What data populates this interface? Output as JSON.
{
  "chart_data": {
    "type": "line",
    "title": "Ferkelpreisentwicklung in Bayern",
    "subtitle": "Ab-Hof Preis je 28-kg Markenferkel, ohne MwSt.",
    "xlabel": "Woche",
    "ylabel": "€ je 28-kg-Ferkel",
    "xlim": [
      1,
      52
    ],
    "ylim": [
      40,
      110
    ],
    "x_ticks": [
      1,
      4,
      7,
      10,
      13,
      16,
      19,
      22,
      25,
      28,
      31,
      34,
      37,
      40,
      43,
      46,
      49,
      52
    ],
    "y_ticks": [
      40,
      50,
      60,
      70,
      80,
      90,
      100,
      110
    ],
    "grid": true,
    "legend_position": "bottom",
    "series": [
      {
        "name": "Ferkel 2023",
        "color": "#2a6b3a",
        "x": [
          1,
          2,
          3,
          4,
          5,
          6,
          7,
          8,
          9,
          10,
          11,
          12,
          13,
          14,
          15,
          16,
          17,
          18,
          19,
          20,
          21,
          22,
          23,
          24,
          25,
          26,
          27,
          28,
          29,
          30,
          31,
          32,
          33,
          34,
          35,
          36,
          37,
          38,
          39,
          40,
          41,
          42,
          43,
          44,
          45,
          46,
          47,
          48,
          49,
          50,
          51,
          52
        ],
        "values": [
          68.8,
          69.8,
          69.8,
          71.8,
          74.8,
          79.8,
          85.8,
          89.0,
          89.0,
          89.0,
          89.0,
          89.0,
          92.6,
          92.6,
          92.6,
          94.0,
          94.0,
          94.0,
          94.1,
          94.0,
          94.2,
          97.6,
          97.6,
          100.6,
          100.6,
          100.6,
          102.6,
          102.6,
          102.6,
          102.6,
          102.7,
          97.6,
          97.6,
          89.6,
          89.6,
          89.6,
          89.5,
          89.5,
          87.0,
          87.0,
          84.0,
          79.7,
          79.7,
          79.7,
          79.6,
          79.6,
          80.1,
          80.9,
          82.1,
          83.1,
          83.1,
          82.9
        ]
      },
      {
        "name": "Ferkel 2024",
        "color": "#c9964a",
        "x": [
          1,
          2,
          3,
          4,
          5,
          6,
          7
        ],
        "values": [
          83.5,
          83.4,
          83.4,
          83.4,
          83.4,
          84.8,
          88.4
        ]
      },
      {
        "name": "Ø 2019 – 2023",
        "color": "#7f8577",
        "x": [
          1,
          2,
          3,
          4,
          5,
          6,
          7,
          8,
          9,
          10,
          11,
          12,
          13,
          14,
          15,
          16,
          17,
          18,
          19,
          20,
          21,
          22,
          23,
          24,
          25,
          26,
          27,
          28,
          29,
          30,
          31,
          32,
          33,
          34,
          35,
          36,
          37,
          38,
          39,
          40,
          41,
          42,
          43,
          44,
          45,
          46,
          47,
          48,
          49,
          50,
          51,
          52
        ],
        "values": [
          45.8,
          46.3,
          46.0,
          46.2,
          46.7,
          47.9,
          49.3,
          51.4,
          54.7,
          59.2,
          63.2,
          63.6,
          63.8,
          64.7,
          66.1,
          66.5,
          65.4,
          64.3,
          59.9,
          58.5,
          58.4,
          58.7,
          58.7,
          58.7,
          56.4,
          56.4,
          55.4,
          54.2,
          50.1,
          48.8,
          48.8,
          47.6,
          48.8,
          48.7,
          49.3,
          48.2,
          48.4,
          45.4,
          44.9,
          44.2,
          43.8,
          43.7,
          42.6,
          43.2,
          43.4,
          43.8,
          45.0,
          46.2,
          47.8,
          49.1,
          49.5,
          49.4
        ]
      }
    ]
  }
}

== CHALLENGE ==
From the listing above, copy out each line where the word "name" appears.

== SOLUTION TO THIS PROBLEM ==
        "name": "Ferkel 2023",
        "name": "Ferkel 2024",
        "name": "Ø 2019 – 2023",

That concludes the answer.